[Goal] Without the pictures, set down every line of the data exactly.

[Material shown]
begin

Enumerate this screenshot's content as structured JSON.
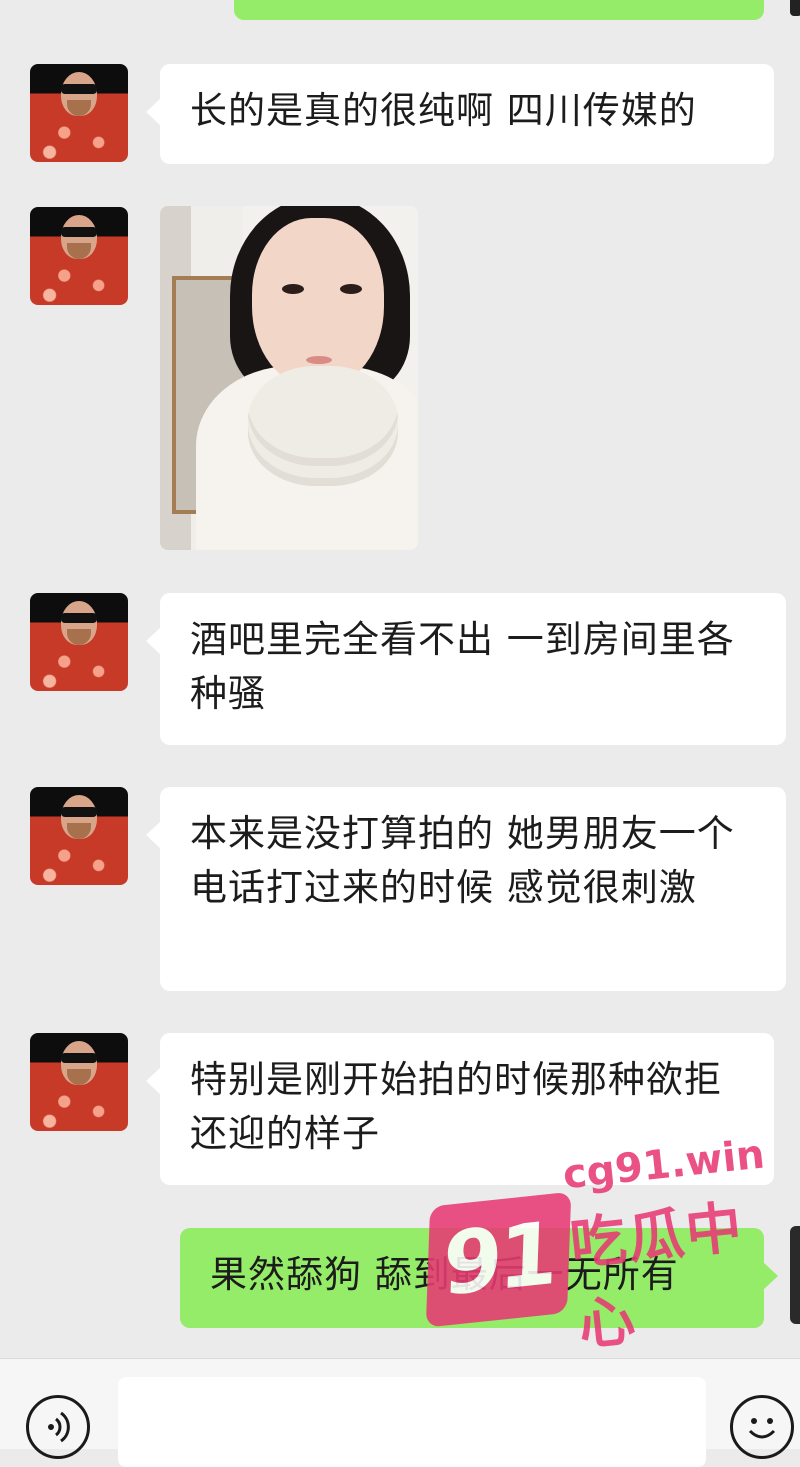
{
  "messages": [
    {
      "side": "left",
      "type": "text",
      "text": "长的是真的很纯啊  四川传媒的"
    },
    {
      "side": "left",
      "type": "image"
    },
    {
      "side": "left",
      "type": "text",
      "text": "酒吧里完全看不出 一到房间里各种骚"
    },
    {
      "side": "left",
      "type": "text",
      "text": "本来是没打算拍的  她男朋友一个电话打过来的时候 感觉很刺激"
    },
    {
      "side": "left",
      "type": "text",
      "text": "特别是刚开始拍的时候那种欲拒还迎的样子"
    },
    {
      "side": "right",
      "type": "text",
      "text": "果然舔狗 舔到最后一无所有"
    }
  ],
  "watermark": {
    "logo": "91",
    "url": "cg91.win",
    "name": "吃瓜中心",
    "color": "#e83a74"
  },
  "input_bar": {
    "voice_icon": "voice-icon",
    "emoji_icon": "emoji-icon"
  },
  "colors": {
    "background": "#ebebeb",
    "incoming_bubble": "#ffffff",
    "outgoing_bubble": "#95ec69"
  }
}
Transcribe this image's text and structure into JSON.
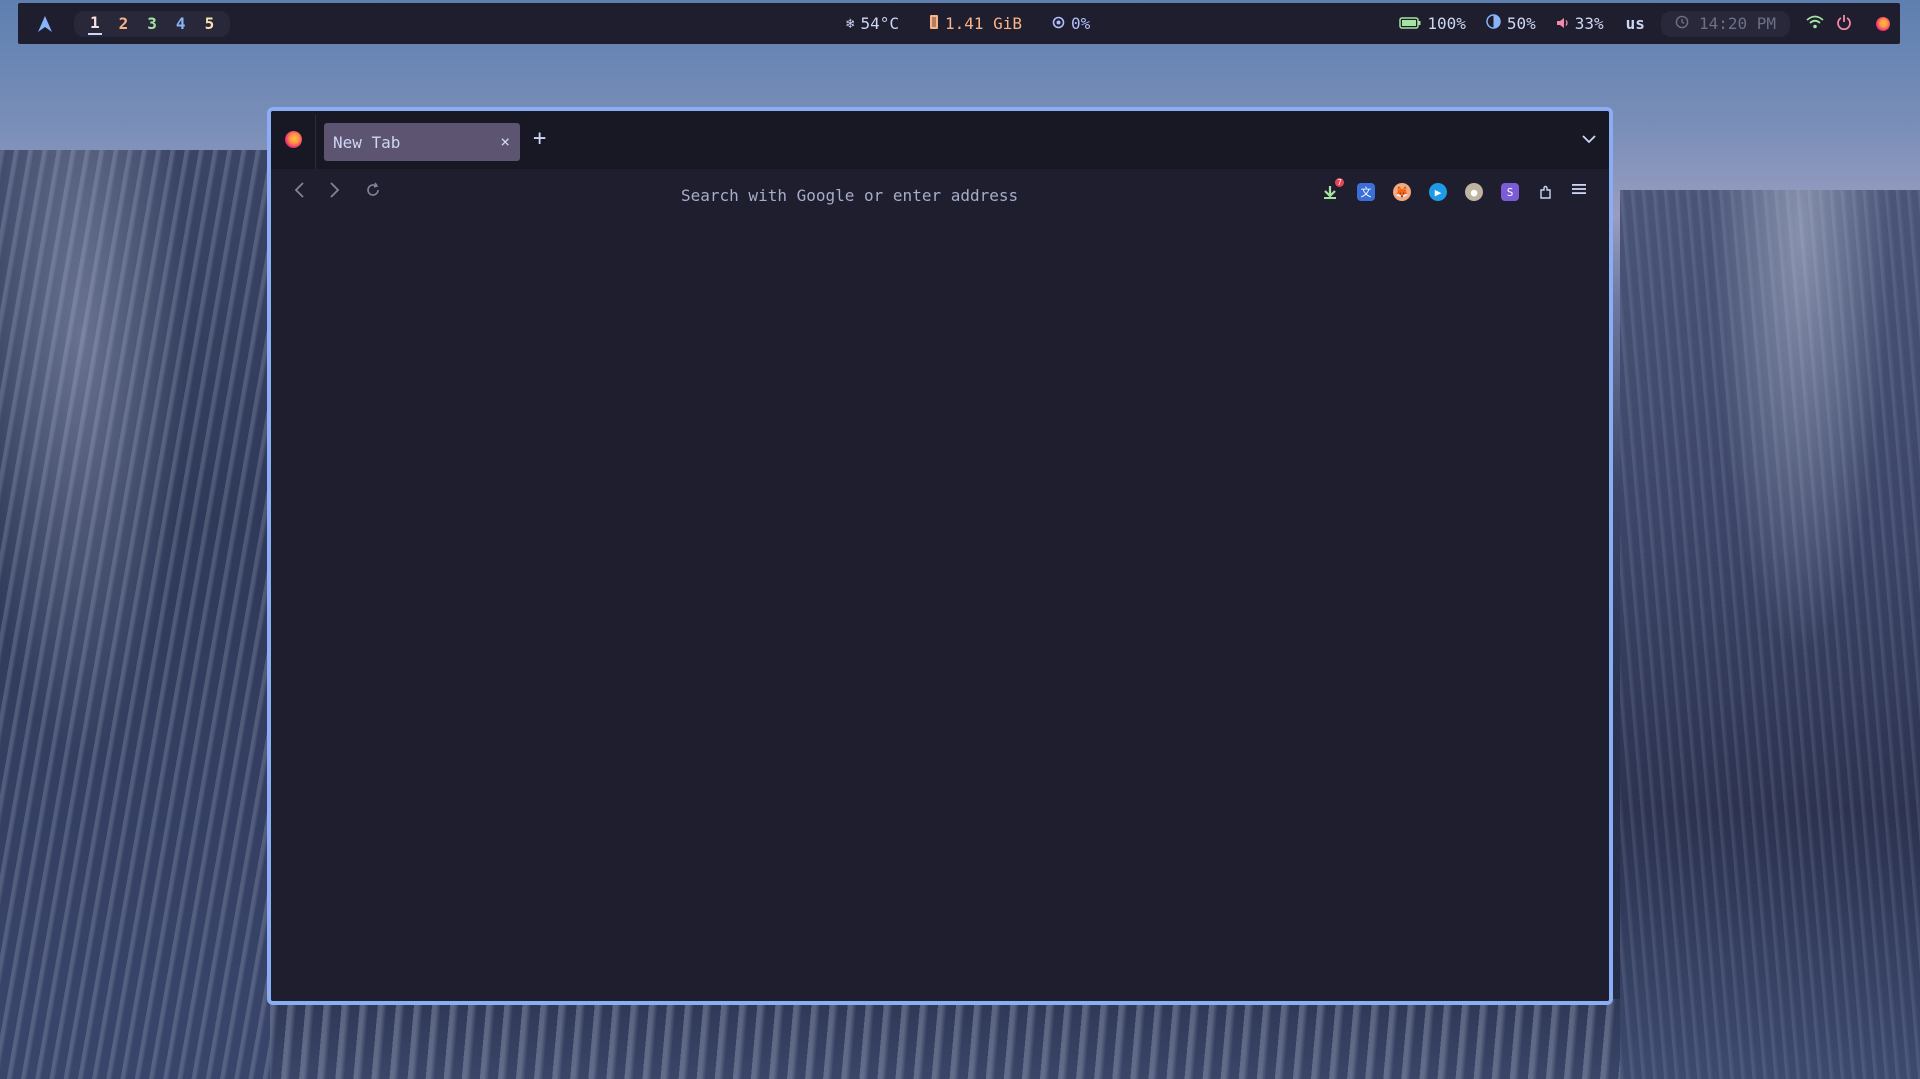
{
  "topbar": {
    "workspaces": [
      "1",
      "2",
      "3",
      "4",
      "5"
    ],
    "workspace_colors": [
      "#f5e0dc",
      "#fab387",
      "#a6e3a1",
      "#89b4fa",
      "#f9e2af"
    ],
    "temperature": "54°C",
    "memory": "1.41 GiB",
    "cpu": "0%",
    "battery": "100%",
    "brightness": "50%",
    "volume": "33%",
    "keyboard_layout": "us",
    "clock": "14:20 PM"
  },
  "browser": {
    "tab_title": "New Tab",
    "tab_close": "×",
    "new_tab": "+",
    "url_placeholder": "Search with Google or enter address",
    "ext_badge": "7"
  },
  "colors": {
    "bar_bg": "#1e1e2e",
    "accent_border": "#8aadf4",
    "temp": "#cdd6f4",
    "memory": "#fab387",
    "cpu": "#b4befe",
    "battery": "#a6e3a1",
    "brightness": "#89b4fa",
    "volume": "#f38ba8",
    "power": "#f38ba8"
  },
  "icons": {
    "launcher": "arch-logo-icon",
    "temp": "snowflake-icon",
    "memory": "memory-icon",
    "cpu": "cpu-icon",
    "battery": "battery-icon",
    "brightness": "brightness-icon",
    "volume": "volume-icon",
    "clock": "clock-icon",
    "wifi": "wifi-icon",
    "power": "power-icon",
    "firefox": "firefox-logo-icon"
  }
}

end

[Task answer]
Enumerate this screenshot's content as structured JSON.
{
  "messages": [
    {
      "side": "left",
      "type": "text",
      "text": "长的是真的很纯啊  四川传媒的"
    },
    {
      "side": "left",
      "type": "image"
    },
    {
      "side": "left",
      "type": "text",
      "text": "酒吧里完全看不出 一到房间里各种骚"
    },
    {
      "side": "left",
      "type": "text",
      "text": "本来是没打算拍的  她男朋友一个电话打过来的时候 感觉很刺激"
    },
    {
      "side": "left",
      "type": "text",
      "text": "特别是刚开始拍的时候那种欲拒还迎的样子"
    },
    {
      "side": "right",
      "type": "text",
      "text": "果然舔狗 舔到最后一无所有"
    }
  ],
  "watermark": {
    "logo": "91",
    "url": "cg91.win",
    "name": "吃瓜中心",
    "color": "#e83a74"
  },
  "input_bar": {
    "voice_icon": "voice-icon",
    "emoji_icon": "emoji-icon"
  },
  "colors": {
    "background": "#ebebeb",
    "incoming_bubble": "#ffffff",
    "outgoing_bubble": "#95ec69"
  }
}
Transcribe this image's text and structure into JSON.
{
  "topbar": {
    "workspaces": [
      "1",
      "2",
      "3",
      "4",
      "5"
    ],
    "workspace_colors": [
      "#f5e0dc",
      "#fab387",
      "#a6e3a1",
      "#89b4fa",
      "#f9e2af"
    ],
    "temperature": "54°C",
    "memory": "1.41 GiB",
    "cpu": "0%",
    "battery": "100%",
    "brightness": "50%",
    "volume": "33%",
    "keyboard_layout": "us",
    "clock": "14:20 PM"
  },
  "browser": {
    "tab_title": "New Tab",
    "tab_close": "×",
    "new_tab": "+",
    "url_placeholder": "Search with Google or enter address",
    "ext_badge": "7"
  },
  "colors": {
    "bar_bg": "#1e1e2e",
    "accent_border": "#8aadf4",
    "temp": "#cdd6f4",
    "memory": "#fab387",
    "cpu": "#b4befe",
    "battery": "#a6e3a1",
    "brightness": "#89b4fa",
    "volume": "#f38ba8",
    "power": "#f38ba8"
  },
  "icons": {
    "launcher": "arch-logo-icon",
    "temp": "snowflake-icon",
    "memory": "memory-icon",
    "cpu": "cpu-icon",
    "battery": "battery-icon",
    "brightness": "brightness-icon",
    "volume": "volume-icon",
    "clock": "clock-icon",
    "wifi": "wifi-icon",
    "power": "power-icon",
    "firefox": "firefox-logo-icon"
  }
}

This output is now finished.